# Start of RECORDS SHOWN

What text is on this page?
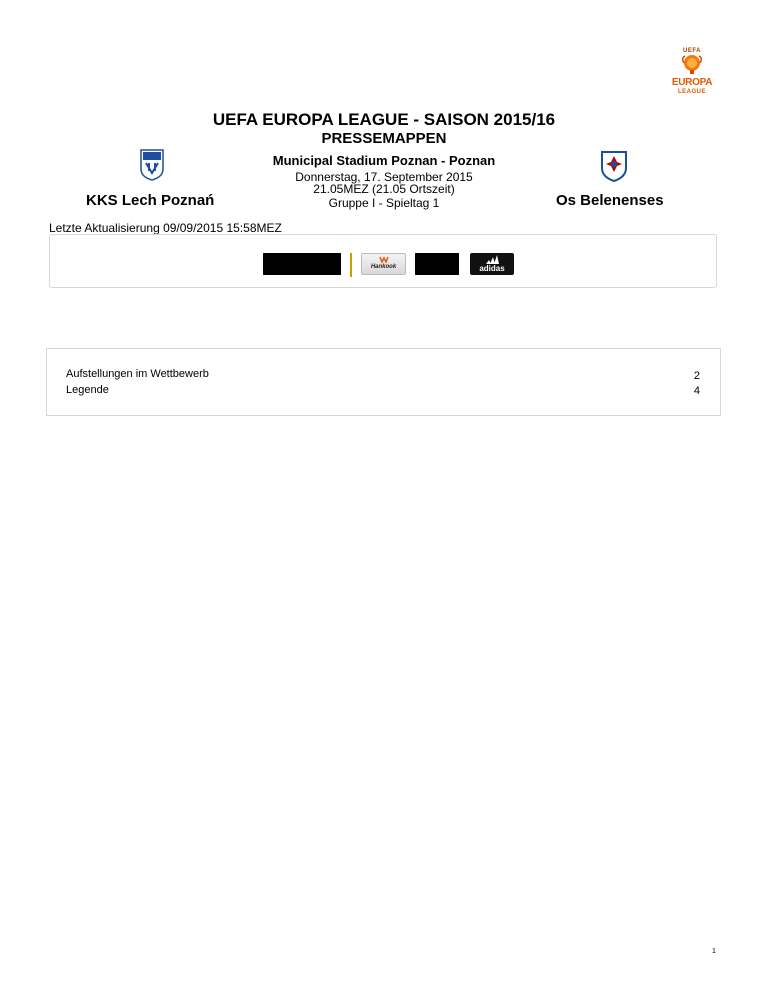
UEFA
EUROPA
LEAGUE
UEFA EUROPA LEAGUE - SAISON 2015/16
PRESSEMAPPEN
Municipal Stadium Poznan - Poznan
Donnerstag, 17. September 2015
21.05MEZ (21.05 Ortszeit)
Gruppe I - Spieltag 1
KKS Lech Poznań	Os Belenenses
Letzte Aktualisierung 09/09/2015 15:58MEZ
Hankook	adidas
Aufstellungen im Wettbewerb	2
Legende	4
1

# End of RECORDS SHOWN
# Start of RECORDS SHOWN

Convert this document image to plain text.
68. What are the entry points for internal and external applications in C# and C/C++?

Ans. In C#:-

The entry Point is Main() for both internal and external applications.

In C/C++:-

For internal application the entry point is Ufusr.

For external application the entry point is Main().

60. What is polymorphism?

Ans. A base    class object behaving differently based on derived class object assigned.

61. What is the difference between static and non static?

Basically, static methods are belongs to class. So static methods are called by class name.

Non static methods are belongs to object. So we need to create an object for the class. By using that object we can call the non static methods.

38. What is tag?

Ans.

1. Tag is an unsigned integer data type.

# End of RECORDS SHOWN

→ WHAT TO WORK ON: Pick out the lines that contain "text" and copy them.

→ WRITTEN SOLUTION:
What text is on this page?
Convert this document image to plain text.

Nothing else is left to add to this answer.